Provided entries.
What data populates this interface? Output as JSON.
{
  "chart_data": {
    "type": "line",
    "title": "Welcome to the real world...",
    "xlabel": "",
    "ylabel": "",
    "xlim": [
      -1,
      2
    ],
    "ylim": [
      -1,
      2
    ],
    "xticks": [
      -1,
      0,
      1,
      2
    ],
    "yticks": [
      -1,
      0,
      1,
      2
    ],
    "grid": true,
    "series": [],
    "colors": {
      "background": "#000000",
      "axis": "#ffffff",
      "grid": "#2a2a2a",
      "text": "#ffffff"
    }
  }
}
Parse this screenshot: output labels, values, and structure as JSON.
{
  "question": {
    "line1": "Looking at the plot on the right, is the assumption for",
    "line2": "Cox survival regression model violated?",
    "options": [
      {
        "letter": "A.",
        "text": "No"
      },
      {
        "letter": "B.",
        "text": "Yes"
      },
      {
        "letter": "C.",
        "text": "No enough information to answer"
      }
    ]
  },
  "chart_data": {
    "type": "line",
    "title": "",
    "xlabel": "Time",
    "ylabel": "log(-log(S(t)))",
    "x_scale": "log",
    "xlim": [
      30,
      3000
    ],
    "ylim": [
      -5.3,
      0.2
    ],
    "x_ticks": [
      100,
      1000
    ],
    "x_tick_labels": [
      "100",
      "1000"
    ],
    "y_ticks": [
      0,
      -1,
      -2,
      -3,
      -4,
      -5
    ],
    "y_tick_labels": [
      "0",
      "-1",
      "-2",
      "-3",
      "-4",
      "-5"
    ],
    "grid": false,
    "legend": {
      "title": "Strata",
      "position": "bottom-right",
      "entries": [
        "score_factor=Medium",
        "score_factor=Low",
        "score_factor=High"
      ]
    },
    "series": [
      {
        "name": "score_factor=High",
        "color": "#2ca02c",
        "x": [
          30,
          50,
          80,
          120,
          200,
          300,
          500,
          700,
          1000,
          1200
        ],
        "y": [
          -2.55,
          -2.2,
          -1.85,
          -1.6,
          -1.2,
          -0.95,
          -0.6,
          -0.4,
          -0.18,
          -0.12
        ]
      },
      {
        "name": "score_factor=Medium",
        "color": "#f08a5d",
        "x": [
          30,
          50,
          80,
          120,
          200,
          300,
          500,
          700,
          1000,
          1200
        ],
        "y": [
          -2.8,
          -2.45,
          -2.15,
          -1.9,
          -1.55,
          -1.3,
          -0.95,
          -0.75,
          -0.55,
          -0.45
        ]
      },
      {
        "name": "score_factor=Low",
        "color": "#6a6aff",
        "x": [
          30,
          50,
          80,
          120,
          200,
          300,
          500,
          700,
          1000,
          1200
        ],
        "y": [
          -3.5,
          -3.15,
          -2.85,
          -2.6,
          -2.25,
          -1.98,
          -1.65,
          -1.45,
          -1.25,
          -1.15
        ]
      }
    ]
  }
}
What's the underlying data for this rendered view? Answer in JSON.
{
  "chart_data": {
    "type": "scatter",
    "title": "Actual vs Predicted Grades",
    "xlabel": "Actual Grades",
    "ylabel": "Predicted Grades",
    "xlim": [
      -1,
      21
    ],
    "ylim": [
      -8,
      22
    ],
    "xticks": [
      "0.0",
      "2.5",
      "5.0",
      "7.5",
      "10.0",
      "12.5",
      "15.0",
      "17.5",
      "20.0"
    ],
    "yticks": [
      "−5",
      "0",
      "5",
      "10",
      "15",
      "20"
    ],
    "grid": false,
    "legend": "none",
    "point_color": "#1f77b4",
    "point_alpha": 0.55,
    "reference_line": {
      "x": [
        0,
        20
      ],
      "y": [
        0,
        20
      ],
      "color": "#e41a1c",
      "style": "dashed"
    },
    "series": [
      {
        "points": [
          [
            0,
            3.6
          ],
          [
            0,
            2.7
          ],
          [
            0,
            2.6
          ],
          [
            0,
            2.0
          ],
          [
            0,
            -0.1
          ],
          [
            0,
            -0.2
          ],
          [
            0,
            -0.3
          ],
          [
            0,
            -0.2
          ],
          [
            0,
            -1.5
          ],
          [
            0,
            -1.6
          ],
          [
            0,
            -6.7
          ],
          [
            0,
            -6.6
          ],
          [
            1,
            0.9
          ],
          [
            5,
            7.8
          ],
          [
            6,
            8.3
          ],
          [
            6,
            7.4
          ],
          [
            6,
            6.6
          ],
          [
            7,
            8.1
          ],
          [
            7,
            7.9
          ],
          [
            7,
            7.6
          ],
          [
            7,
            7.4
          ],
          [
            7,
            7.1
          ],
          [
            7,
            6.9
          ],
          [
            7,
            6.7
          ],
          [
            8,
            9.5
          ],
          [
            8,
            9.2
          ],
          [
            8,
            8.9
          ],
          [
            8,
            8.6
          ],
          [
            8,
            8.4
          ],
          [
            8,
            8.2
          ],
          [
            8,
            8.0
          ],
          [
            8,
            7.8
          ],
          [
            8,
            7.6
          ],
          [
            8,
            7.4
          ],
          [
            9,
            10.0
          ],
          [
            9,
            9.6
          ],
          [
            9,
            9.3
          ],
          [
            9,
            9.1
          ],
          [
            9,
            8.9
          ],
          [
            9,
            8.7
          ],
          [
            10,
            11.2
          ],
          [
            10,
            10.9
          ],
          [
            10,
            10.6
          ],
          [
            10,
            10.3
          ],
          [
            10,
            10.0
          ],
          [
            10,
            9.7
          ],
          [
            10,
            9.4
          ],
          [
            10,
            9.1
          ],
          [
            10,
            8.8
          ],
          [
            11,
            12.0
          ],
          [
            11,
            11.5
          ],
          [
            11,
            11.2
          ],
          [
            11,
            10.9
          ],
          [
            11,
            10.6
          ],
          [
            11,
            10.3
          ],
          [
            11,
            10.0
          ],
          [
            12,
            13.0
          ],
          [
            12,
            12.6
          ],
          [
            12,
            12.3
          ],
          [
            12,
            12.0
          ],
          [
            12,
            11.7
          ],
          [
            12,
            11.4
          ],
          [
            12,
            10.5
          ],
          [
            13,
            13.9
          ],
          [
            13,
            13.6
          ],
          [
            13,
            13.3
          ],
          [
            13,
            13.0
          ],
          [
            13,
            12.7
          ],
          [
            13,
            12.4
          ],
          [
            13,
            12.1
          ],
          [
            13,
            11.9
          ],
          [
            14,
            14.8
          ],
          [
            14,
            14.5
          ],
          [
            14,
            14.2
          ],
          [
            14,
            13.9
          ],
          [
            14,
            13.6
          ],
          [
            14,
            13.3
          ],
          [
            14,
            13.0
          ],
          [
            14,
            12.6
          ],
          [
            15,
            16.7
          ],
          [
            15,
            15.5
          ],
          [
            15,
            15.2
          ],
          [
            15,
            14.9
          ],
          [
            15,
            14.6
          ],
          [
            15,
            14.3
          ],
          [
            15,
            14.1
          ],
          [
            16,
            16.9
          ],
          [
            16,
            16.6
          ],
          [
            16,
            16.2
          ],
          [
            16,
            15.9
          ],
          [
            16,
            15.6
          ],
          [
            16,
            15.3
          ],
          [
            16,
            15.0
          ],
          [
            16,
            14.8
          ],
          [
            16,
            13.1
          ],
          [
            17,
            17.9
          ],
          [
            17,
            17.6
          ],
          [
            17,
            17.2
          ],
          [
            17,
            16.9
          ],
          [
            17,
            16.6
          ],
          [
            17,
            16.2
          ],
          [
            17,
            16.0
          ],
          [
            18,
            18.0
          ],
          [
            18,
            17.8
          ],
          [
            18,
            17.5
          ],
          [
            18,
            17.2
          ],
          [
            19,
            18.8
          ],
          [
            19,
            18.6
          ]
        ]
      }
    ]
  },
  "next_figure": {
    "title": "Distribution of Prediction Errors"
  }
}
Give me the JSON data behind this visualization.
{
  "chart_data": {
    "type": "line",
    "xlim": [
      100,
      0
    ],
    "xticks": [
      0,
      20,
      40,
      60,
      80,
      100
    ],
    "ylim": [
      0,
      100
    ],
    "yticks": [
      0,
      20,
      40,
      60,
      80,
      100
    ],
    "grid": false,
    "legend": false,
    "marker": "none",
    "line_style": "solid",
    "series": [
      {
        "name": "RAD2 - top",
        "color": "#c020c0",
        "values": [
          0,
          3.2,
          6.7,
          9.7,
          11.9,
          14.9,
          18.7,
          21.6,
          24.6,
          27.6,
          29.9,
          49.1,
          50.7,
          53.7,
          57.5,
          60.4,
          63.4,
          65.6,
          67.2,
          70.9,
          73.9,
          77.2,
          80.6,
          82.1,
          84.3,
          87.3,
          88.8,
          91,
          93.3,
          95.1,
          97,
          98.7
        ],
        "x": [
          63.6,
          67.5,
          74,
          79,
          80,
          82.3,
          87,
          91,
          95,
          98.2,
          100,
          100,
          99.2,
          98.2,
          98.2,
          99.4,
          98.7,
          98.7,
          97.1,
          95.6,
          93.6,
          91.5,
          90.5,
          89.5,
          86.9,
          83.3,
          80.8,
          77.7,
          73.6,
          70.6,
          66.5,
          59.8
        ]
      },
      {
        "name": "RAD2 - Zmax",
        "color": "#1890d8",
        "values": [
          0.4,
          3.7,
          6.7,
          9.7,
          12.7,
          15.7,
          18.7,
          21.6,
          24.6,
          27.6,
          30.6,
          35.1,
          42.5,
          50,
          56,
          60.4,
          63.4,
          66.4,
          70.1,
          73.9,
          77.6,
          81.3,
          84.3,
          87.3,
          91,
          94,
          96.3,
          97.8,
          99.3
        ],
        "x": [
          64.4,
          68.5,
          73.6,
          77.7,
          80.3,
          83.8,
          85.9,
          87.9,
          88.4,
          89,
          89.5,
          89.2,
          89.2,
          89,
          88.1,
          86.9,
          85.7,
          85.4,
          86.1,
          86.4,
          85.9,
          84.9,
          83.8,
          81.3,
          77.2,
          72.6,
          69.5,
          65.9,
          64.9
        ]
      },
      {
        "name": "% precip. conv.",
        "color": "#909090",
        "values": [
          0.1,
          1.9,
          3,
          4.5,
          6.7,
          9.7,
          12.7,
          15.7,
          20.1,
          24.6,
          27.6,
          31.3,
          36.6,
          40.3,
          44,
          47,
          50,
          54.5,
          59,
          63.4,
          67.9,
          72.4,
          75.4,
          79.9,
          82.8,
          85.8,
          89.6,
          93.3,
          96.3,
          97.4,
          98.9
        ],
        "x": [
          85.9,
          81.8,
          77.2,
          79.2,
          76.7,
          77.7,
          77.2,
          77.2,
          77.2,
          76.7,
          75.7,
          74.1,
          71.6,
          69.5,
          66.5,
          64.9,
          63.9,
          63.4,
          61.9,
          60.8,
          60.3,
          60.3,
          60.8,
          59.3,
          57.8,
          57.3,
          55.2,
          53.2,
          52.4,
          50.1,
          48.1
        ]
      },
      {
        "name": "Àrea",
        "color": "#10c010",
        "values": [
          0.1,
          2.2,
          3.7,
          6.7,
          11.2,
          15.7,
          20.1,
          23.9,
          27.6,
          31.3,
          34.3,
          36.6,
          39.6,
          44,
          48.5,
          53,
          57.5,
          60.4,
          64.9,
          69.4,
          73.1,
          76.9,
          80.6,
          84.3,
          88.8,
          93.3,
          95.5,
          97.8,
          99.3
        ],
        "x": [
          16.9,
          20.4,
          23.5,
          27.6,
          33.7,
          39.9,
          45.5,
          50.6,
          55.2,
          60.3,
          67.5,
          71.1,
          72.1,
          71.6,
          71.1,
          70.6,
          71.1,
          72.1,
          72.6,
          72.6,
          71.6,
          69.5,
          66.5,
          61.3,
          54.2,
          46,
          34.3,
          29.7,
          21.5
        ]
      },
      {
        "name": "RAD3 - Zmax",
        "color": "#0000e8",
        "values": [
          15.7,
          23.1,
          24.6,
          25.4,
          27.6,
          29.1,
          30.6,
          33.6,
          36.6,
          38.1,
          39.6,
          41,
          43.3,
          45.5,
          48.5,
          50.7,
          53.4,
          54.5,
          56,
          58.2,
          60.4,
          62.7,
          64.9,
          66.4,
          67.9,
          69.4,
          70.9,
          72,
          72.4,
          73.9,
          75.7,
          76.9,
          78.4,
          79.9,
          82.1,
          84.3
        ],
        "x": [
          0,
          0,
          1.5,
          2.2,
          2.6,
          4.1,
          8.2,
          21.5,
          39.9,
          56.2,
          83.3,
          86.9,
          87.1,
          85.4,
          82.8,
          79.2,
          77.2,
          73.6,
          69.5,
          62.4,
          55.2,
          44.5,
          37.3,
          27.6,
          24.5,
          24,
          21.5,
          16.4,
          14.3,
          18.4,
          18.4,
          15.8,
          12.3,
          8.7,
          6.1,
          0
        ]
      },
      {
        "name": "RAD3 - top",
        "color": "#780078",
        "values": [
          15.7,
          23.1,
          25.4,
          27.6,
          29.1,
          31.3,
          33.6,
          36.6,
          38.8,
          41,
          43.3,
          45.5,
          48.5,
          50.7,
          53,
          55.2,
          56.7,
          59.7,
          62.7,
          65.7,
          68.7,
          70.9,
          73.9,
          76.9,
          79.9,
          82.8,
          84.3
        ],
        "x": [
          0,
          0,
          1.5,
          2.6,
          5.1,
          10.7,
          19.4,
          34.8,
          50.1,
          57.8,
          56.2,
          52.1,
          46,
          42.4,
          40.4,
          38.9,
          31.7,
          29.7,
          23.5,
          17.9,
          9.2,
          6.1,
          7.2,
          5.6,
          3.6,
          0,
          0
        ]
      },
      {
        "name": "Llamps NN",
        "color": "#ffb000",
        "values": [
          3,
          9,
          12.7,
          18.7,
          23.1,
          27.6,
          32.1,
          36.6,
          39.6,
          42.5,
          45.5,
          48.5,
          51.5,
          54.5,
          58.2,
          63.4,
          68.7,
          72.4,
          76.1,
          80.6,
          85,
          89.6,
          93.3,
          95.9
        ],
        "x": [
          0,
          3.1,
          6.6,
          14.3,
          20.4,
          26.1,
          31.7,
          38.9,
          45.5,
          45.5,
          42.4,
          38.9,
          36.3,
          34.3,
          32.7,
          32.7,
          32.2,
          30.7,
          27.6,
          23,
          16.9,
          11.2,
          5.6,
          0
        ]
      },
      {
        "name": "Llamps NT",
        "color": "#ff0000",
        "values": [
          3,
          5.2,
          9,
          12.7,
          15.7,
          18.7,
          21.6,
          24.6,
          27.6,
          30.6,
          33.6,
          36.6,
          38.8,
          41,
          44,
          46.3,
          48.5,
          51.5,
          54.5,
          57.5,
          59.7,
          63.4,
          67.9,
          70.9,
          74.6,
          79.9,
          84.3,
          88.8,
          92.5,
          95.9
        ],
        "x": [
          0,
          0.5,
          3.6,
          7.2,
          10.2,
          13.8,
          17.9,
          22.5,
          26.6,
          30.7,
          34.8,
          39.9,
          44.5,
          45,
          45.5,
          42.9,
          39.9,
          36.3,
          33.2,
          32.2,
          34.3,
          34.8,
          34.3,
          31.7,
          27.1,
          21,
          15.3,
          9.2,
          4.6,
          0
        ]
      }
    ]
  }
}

What you will do. Copy each line above that contains the word "Grades".

Expected output.
    "title": "Actual vs Predicted Grades",
    "xlabel": "Actual Grades",
    "ylabel": "Predicted Grades",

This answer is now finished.